Task statement:
Your task is to copy every line of the records below that contains "provisions".

Record list:
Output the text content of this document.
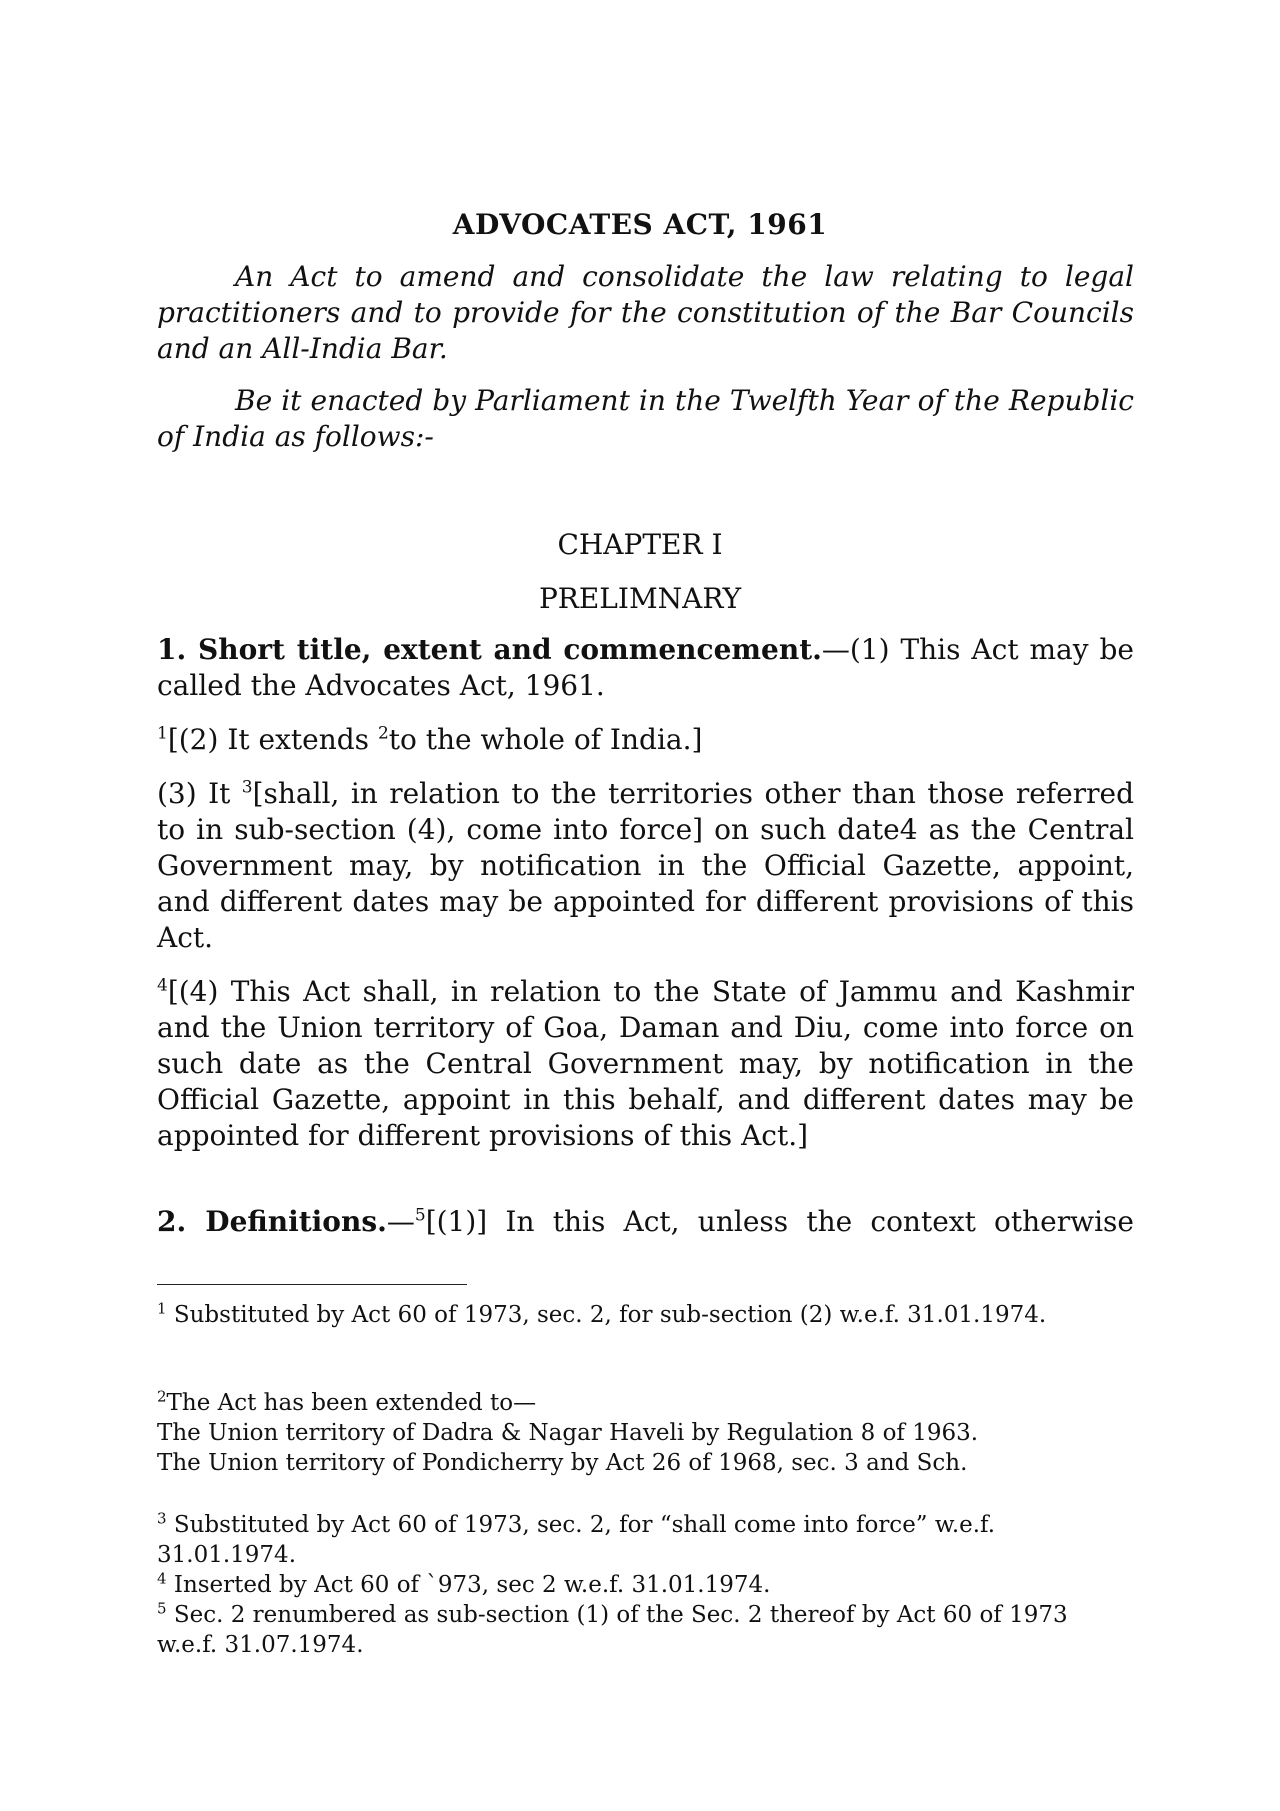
ADVOCATES ACT, 1961
An Act to amend and consolidate the law relating to legal practitioners and to provide for the constitution of the Bar Councils and an All-India Bar.
Be it enacted by Parliament in the Twelfth Year of the Republic of India as follows:-
CHAPTER I
PRELIMNARY
1. Short title, extent and commencement.—(1) This Act may be called the Advocates Act, 1961.
$^1$[(2) It extends $^2$to the whole of India.]
(3) It $^3$[shall, in relation to the territories other than those referred to in sub-section (4), come into force] on such date4 as the Central Government may, by notification in the Official Gazette, appoint, and different dates may be appointed for different provisions of this Act.
$^4$[(4) This Act shall, in relation to the State of Jammu and Kashmir and the Union territory of Goa, Daman and Diu, come into force on such date as the Central Government may, by notification in the Official Gazette, appoint in this behalf, and different dates may be appointed for different provisions of this Act.]
2. Definitions.—$^5$[(1)] In this Act, unless the context otherwise
$^1$ Substituted by Act 60 of 1973, sec. 2, for sub-section (2) w.e.f. 31.01.1974.
$^2$The Act has been extended to—
The Union territory of Dadra & Nagar Haveli by Regulation 8 of 1963.
The Union territory of Pondicherry by Act 26 of 1968, sec. 3 and Sch.
$^3$ Substituted by Act 60 of 1973, sec. 2, for “shall come into force” w.e.f. 31.01.1974.
$^4$ Inserted by Act 60 of `973, sec 2 w.e.f. 31.01.1974.
$^5$ Sec. 2 renumbered as sub-section (1) of the Sec. 2 thereof by Act 60 of 1973 w.e.f. 31.07.1974.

The completed task:
(3) It $^3$[shall, in relation to the territories other than those referred to in sub-section (4), come into force] on such date4 as the Central Government may, by notification in the Official Gazette, appoint, and different dates may be appointed for different provisions of this Act.
$^4$[(4) This Act shall, in relation to the State of Jammu and Kashmir and the Union territory of Goa, Daman and Diu, come into force on such date as the Central Government may, by notification in the Official Gazette, appoint in this behalf, and different dates may be appointed for different provisions of this Act.]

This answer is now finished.